** START Data supplied **

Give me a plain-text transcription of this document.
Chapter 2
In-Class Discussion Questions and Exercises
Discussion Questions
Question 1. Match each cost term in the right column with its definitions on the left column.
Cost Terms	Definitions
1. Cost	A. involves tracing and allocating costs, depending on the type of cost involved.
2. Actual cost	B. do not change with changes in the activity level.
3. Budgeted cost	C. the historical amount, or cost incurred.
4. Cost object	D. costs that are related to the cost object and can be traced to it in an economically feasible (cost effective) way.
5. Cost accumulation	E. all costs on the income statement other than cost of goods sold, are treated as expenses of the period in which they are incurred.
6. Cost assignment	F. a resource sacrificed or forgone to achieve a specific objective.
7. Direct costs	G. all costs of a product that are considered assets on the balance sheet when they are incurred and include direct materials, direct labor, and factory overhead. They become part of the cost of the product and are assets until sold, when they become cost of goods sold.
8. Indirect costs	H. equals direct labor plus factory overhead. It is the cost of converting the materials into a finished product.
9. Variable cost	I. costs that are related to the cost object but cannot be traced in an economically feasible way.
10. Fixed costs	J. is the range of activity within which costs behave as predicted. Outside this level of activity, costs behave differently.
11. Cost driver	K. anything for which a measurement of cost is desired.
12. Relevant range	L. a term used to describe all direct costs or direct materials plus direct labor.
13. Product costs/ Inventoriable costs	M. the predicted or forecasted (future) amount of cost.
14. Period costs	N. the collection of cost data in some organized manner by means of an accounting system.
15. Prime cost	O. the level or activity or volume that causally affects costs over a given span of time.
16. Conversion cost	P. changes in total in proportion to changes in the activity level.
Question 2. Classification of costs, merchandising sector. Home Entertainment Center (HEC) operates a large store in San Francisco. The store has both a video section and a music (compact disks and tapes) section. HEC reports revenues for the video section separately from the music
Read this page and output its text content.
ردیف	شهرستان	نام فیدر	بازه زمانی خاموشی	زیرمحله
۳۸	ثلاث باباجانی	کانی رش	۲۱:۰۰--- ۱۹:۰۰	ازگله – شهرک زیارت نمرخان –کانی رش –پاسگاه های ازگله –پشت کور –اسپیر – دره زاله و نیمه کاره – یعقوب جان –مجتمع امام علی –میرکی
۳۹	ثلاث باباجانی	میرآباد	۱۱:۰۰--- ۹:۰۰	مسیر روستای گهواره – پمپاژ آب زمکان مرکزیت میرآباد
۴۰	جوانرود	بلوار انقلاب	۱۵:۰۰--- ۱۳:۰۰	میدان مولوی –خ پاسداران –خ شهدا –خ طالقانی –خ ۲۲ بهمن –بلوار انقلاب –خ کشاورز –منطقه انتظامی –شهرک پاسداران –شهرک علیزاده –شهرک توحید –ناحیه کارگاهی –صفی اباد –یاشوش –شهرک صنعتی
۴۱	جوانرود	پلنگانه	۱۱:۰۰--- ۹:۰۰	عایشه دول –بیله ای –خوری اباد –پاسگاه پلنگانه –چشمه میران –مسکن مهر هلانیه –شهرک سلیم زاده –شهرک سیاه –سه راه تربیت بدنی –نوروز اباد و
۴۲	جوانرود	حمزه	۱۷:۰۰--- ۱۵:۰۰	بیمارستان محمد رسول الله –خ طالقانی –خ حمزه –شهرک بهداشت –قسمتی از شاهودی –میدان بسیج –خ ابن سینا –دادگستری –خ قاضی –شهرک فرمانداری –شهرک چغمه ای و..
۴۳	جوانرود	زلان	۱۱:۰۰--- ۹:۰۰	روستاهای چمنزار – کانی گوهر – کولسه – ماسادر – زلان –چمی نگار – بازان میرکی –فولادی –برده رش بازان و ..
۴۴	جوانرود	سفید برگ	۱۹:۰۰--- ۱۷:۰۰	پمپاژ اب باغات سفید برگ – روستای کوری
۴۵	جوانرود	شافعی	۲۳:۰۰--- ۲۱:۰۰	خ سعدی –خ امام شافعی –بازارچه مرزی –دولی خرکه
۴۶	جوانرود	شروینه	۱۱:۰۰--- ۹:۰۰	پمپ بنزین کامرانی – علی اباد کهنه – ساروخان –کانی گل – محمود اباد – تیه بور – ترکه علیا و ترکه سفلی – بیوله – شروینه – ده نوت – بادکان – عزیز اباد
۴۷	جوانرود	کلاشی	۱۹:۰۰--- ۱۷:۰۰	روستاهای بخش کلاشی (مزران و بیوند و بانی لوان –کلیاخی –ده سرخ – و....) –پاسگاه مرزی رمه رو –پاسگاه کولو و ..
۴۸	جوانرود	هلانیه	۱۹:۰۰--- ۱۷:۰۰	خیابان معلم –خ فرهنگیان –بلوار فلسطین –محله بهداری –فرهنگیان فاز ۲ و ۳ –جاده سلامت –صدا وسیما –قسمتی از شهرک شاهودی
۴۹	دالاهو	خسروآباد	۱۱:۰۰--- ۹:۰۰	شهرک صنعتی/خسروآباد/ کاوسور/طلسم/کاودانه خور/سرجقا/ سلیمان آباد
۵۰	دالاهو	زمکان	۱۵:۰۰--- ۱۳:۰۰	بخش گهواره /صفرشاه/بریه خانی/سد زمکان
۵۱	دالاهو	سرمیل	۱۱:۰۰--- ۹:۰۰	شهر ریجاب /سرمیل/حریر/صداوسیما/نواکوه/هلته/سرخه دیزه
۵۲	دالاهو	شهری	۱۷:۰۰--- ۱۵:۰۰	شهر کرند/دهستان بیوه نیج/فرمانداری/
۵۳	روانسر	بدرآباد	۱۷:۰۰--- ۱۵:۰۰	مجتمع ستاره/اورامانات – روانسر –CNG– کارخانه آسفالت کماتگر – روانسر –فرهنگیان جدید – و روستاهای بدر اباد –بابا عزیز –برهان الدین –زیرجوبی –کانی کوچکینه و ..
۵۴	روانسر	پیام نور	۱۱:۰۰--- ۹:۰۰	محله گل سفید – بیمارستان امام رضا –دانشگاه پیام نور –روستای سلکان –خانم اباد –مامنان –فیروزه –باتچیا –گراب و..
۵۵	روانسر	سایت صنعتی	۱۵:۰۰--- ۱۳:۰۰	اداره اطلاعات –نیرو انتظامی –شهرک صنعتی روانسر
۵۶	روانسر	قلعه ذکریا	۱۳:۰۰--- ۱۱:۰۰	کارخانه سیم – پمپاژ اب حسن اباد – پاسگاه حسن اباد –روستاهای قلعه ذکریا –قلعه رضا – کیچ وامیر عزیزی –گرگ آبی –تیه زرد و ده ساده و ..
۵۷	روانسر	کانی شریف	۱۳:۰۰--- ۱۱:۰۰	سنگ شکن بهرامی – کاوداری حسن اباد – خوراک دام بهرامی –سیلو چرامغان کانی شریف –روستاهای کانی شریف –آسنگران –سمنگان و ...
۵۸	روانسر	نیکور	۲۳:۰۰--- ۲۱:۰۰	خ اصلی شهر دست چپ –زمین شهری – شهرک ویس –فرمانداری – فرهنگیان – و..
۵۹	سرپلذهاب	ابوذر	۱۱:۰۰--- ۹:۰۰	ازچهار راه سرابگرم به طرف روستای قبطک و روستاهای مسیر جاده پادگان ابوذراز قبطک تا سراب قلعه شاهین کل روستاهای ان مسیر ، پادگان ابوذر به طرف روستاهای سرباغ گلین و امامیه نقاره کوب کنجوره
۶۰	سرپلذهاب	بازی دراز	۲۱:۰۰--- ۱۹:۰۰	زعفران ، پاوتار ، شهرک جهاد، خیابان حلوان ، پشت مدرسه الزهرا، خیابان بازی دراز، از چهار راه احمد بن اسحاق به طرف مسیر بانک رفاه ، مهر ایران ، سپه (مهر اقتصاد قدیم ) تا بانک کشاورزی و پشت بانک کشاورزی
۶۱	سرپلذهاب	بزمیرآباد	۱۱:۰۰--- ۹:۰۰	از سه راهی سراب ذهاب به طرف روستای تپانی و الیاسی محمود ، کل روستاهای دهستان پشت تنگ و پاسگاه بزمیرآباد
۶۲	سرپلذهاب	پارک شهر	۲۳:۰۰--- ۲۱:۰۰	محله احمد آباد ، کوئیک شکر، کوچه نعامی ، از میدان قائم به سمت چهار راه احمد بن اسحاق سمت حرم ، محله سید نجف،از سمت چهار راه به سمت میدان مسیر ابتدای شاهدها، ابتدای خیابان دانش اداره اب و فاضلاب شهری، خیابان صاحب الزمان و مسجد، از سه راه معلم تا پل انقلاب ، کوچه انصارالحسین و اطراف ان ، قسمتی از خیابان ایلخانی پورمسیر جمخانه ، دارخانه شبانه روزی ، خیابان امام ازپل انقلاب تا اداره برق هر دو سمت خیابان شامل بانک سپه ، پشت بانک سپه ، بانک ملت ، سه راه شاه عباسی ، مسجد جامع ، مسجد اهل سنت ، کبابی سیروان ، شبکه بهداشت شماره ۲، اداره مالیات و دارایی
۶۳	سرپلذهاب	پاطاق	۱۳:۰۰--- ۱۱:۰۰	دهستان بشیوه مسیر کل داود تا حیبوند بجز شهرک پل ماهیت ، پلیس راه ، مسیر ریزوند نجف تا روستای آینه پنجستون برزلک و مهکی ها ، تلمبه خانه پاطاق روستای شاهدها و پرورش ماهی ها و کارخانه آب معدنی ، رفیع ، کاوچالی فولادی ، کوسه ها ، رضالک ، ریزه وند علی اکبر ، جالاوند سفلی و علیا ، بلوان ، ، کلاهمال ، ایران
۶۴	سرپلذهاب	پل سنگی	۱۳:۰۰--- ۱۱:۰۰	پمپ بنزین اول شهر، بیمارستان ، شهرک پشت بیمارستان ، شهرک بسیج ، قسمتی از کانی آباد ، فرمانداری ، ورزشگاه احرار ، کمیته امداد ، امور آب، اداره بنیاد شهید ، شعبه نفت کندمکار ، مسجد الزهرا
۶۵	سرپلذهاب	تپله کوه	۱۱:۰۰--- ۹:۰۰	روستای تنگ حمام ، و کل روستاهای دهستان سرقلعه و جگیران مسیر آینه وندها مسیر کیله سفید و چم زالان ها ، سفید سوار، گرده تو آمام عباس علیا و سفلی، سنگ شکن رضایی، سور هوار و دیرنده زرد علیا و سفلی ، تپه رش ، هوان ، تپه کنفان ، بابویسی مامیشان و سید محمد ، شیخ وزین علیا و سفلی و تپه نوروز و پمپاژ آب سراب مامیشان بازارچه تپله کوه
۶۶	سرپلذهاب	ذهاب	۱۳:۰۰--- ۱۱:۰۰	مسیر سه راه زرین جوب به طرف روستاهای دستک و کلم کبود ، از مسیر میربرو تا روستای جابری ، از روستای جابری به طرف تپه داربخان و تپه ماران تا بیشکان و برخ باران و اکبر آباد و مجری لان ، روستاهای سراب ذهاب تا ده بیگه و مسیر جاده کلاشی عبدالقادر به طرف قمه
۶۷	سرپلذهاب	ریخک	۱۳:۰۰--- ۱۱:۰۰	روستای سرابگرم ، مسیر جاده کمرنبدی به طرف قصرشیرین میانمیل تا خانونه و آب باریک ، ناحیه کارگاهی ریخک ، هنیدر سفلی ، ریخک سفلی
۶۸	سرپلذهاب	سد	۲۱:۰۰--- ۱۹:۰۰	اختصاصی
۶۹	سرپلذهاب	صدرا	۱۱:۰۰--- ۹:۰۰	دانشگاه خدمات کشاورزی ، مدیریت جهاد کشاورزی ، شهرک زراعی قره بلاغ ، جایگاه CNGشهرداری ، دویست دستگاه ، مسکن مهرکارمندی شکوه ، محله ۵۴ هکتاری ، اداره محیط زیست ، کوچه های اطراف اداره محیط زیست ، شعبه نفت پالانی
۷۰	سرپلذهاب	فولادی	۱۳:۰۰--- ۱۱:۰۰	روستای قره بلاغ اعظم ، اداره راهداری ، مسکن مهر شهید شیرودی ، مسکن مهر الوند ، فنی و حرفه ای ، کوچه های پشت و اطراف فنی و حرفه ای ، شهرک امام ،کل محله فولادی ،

** END Data supplied **

What to work on → Which lines contain the word "traced"? Return each of them.

Written answer →
4. Cost object	D. costs that are related to the cost object and can be traced to it in an economically feasible (cost effective) way.
9. Variable cost	I. costs that are related to the cost object but cannot be traced in an economically feasible way.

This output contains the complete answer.